EXERCISE TASK 1:
Copy the data items verbatim, beginning with their first line and continuing through the line that contains "- data-point: [57, 228, 68, 239]", with both of those lines included.

EXCERPT PROVIDED:
** Begin **

‘Don’t worry. Be happy’ sang Amiens (Kenzie Ross), as Orlando (Kayla Carter) and Adam (Summer England) were welcomed into the forest court of Duke Senior (Topher Embrey). The simple song, strummed out on a uke, acted as a salve after this production’s main moment of tension, during which a desperate Orlando had vaulted onto the Blackfriars stage and wielded a knife at the exiles gathered around a picnic blanket. Even Jaques (Annabelle Rollison), somewhat teary-eyed after the Seven Ages speech, joined in the refrain, taking the same comfort from this song that he had seemed to genuinely take earlier from Amiens’ singing. The lightness of touch in the service of creating good feelings characterized Jen Wineman’s small-scale production, and if this meant that the stakes often felt quite low, it also led to an optimistic take on community and sincerity as the route to healing and reconciliation.
In service of keeping things light, the court of Duke Frederick (Embrey) was not the oppressive, authoritarian regime of so many productions, but in many ways indistinguishable from the Forest of Arden. Partly as a result of the extensive doubling with a seven-person cast, the space between court and forest was heavily elided, and people seemed to enjoy freedoms and experience hardships in both worlds. The main concession to Frederick’s authority was an embroidered ‘F’ on many of the otherwise individualized costumes, but it was left to Embrey to utilize his powerful presence and sonorous voice to impose Frederick’s harsher pronouncements, his anger emerging from within his body rather than from the outward trappings of power. Similarly, Oliver (Michael Manocchio) was relaxed in pastels and shorts, even while giving a hoe to his younger brother to get him back to work after Orlando had joined in the pre-show rendition of Taylor Swift’s ‘Bad Blood’. Oliver felt he was a more formidable presence than he was, stepping up to his little brother as if prepared to fight him before having his arm twisted behind his back. The threats of this court were obstacles to those dependent on them, but the obstacles were temporary, not existential.
This sense of contained stakes aligned with the dominant aesthetic of the production, which evoked 90s teen comedy, most overtly Clueless in Rosalind’s (Constance Swain) plaid skirt, Celia’s (Ross) Hello Kitty t-shirt, and the teeny backpacks that both sported. The evocation of a genre whose stakes are domestic – girls working out how to defy their dads and get the boys – enabled the production to foreground its female-identifying heroines and their self-actualization as the core plot. It also, interestingly, meant that even though two of the production’s couples were played by female-identifying actors (Orlando and Rosalind, and Silvius and Phebe, played by Rollison and England), the production itself felt very straight for an As You Like It; in drawing on a genre that is quite rigidly coded in its gendered stereotypes, the sight of two women kissing one another on the stage was inevitably filtered through the heteronormative stock types being evoked.
The elite world of the rich high school kids was also part of a broad alignment of Duke Frederick’s court with the trappings of city life, specifically the East coast in the accent of Rollison’s Brooklyn-based, tracksuit-wearing Charles the wrestler, who was training a quickly exhausted Oliver while they talked. The idea of a metropolitan elite paid off most entertainingly in Manocchio’s urbane Touchstone. While this role suffered most from the cutting needed to get the play down to two hours, Manocchio’s desert-dry sarcasm, unsmiling barbs, and general air of superiority created an especially snobbish Touchstone. He was first revealed spilling golf balls over the stage as he entered with a bag of clubs, and played as the acerbic best friend rather than a servant (meaning that when he entered carrying both a dozen bags and Celia, he was visibly put upon in multiple senses of the term). Setting up Touchstone in this way allowed him to have particular fun with Embrey’s overall-wearing Corin, an aw-shucksing genial shepherd who just needed a gas station to round out the picture.

** End **

EXERCISE TASK 2:
According to the review, why did the production feel very straight for an As You Like It, even though two of its couples were played by female-identifying actors?

[Data items]
** Begin **

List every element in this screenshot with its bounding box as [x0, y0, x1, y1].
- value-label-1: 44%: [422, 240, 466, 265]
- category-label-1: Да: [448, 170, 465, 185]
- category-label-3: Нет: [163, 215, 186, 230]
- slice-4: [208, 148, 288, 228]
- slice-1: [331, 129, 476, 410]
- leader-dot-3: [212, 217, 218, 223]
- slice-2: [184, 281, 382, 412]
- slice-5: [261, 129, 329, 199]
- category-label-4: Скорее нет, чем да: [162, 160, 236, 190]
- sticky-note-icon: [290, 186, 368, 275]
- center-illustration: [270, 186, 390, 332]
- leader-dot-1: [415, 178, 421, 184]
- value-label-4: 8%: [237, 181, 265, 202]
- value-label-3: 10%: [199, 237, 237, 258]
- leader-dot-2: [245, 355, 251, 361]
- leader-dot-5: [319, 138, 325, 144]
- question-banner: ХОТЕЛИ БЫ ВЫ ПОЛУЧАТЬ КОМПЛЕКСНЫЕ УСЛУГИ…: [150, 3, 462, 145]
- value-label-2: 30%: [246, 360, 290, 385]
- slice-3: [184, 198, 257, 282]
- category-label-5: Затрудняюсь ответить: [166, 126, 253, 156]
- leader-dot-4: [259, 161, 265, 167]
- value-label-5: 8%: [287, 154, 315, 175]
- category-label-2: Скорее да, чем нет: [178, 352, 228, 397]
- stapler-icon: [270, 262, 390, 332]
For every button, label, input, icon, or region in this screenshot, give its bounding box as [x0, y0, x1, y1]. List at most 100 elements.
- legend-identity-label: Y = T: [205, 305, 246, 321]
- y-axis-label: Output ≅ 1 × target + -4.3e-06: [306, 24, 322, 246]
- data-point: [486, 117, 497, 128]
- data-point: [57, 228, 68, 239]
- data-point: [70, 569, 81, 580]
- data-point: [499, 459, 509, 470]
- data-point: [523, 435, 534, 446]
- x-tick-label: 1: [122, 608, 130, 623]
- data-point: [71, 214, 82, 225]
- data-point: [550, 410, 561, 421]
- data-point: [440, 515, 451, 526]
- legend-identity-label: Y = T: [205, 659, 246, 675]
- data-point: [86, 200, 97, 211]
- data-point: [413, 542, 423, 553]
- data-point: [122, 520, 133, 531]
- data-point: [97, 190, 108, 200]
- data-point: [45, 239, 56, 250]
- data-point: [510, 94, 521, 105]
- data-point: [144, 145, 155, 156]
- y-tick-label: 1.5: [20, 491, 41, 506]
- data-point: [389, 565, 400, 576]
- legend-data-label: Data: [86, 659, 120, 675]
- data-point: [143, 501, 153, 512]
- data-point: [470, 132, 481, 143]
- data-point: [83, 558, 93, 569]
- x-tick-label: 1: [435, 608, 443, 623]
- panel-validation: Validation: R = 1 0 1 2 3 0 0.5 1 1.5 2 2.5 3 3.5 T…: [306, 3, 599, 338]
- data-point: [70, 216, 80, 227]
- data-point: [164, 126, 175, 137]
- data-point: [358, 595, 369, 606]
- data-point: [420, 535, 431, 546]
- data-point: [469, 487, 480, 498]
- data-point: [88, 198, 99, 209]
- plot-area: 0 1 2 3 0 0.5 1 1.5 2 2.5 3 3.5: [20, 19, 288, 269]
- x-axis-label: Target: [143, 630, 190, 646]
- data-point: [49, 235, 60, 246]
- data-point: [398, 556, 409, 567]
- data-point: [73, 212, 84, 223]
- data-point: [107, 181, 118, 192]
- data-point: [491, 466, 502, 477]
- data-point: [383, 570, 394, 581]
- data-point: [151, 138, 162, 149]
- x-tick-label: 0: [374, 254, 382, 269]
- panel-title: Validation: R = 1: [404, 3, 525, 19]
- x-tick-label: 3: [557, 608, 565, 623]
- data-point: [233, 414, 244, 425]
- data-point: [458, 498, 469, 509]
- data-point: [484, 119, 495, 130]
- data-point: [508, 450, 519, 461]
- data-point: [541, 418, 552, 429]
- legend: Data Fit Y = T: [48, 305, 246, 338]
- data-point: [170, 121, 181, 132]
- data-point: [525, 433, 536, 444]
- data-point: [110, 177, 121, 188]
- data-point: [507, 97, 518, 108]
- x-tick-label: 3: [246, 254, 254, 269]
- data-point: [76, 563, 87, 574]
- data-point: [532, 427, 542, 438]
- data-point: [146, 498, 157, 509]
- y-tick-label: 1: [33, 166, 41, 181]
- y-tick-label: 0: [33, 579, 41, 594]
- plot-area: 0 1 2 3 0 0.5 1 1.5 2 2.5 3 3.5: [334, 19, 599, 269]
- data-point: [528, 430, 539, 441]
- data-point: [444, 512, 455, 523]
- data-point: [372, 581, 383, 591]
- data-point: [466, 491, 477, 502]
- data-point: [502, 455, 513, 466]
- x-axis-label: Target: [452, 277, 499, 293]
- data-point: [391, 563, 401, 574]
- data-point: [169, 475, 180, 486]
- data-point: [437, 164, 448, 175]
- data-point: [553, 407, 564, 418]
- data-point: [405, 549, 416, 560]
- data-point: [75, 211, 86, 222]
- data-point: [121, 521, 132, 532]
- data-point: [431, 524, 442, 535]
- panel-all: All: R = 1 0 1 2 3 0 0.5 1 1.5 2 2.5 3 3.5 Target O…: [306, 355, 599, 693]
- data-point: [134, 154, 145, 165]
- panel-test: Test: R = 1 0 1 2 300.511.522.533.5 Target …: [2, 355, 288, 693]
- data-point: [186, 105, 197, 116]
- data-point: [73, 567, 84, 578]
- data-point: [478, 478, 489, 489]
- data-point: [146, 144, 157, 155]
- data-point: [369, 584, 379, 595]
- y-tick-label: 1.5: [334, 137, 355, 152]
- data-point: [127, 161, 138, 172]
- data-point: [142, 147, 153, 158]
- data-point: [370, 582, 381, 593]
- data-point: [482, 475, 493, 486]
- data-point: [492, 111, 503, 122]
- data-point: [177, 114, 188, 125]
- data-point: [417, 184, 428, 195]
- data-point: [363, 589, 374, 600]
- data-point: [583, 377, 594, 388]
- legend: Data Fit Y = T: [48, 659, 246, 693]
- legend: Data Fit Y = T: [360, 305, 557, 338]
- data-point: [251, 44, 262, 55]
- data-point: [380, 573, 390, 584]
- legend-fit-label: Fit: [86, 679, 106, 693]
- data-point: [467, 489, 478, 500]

** End **

WRITTEN RESPONSE 1:
List every element in this screenshot with its bounding box as [x0, y0, x1, y1].
- value-label-1: 44%: [422, 240, 466, 265]
- category-label-1: Да: [448, 170, 465, 185]
- category-label-3: Нет: [163, 215, 186, 230]
- slice-4: [208, 148, 288, 228]
- slice-1: [331, 129, 476, 410]
- leader-dot-3: [212, 217, 218, 223]
- slice-2: [184, 281, 382, 412]
- slice-5: [261, 129, 329, 199]
- category-label-4: Скорее нет, чем да: [162, 160, 236, 190]
- sticky-note-icon: [290, 186, 368, 275]
- center-illustration: [270, 186, 390, 332]
- leader-dot-1: [415, 178, 421, 184]
- value-label-4: 8%: [237, 181, 265, 202]
- value-label-3: 10%: [199, 237, 237, 258]
- leader-dot-2: [245, 355, 251, 361]
- leader-dot-5: [319, 138, 325, 144]
- question-banner: ХОТЕЛИ БЫ ВЫ ПОЛУЧАТЬ КОМПЛЕКСНЫЕ УСЛУГИ…: [150, 3, 462, 145]
- value-label-2: 30%: [246, 360, 290, 385]
- slice-3: [184, 198, 257, 282]
- category-label-5: Затрудняюсь ответить: [166, 126, 253, 156]
- leader-dot-4: [259, 161, 265, 167]
- value-label-5: 8%: [287, 154, 315, 175]
- category-label-2: Скорее да, чем нет: [178, 352, 228, 397]
- stapler-icon: [270, 262, 390, 332]
For every button, label, input, icon, or region in this screenshot, give its bounding box as [x0, y0, x1, y1]. List at most 100 elements.
- legend-identity-label: Y = T: [205, 305, 246, 321]
- y-axis-label: Output ≅ 1 × target + -4.3e-06: [306, 24, 322, 246]
- data-point: [486, 117, 497, 128]
- data-point: [57, 228, 68, 239]

WRITTEN RESPONSE 2:
The production drew on 90s teen comedy, a genre quite rigidly coded in its gendered stereotypes. Because of this, the sight of two women kissing on stage was inevitably filtered through the heteronormative stock types that the genre evoked.